Goal of the exercise>
Gather all lines from the material that contain the word "Future".

Provided data>
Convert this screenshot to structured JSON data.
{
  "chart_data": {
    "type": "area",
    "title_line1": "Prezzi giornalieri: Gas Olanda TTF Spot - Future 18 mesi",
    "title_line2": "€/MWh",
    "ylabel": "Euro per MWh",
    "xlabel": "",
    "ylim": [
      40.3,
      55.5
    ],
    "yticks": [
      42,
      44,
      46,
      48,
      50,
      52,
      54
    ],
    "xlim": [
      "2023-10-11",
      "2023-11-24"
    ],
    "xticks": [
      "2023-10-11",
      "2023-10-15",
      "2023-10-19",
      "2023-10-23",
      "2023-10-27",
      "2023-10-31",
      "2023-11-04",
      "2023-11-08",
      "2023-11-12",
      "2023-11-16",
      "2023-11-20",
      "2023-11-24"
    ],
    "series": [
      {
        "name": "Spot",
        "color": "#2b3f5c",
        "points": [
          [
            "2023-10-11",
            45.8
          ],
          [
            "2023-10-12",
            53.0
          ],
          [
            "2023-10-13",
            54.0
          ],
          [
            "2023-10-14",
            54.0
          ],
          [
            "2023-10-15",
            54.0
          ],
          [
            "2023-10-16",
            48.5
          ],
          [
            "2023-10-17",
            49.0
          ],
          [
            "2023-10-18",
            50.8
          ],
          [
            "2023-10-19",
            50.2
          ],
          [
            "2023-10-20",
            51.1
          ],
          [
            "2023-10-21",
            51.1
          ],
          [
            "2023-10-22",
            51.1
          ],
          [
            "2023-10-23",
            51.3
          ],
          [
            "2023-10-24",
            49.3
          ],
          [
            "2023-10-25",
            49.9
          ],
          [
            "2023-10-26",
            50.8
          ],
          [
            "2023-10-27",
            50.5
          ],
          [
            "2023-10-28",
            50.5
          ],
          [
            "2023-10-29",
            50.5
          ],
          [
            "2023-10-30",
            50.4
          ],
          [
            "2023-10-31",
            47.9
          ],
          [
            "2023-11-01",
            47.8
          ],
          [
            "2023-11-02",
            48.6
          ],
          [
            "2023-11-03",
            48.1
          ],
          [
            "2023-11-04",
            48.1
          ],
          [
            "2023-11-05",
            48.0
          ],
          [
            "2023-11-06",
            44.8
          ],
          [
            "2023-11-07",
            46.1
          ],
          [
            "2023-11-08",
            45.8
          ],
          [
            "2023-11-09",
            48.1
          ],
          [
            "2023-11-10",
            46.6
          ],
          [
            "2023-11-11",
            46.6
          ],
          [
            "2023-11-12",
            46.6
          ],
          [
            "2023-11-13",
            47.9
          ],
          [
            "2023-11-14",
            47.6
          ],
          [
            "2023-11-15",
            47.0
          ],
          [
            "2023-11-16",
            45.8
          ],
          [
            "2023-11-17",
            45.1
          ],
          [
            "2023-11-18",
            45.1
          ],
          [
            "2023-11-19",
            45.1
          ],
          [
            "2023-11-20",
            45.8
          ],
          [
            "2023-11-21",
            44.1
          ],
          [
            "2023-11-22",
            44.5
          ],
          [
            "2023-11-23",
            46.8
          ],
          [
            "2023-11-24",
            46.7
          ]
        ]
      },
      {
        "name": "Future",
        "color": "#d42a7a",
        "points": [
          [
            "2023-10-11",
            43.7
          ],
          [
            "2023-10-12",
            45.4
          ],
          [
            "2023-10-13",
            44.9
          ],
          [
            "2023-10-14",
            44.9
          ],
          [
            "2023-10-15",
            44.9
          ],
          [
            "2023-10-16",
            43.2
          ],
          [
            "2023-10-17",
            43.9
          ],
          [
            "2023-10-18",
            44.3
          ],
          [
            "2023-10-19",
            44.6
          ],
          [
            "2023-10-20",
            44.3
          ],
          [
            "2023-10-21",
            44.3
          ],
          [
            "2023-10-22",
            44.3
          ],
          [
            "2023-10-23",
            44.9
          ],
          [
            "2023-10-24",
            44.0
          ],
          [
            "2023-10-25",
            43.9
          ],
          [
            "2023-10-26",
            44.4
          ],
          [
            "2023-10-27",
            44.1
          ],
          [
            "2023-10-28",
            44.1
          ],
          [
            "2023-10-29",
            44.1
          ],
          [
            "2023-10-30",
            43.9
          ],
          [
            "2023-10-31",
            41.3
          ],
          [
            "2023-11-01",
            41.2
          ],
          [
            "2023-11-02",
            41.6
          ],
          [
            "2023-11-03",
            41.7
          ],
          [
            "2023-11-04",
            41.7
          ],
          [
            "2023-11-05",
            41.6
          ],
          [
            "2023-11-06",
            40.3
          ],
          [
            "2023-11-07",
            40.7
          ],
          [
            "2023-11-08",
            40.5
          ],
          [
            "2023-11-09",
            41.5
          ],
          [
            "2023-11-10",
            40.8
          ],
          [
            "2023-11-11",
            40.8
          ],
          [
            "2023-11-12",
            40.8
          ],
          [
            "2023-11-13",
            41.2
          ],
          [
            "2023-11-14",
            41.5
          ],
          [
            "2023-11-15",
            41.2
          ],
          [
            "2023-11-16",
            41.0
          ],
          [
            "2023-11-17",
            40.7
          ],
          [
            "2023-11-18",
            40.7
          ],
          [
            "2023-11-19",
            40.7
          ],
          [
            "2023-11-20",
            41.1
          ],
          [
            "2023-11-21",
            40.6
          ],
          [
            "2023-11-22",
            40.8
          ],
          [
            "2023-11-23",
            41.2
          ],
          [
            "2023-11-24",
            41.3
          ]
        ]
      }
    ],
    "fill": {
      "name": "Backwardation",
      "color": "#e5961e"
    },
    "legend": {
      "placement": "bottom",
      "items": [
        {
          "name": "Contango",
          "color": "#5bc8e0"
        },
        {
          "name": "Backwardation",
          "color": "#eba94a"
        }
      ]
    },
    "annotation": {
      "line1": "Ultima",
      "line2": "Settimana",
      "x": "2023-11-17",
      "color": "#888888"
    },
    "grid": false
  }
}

Problem solution>
    "title_line1": "Prezzi giornalieri: Gas Olanda TTF Spot - Future 18 mesi",
        "name": "Future",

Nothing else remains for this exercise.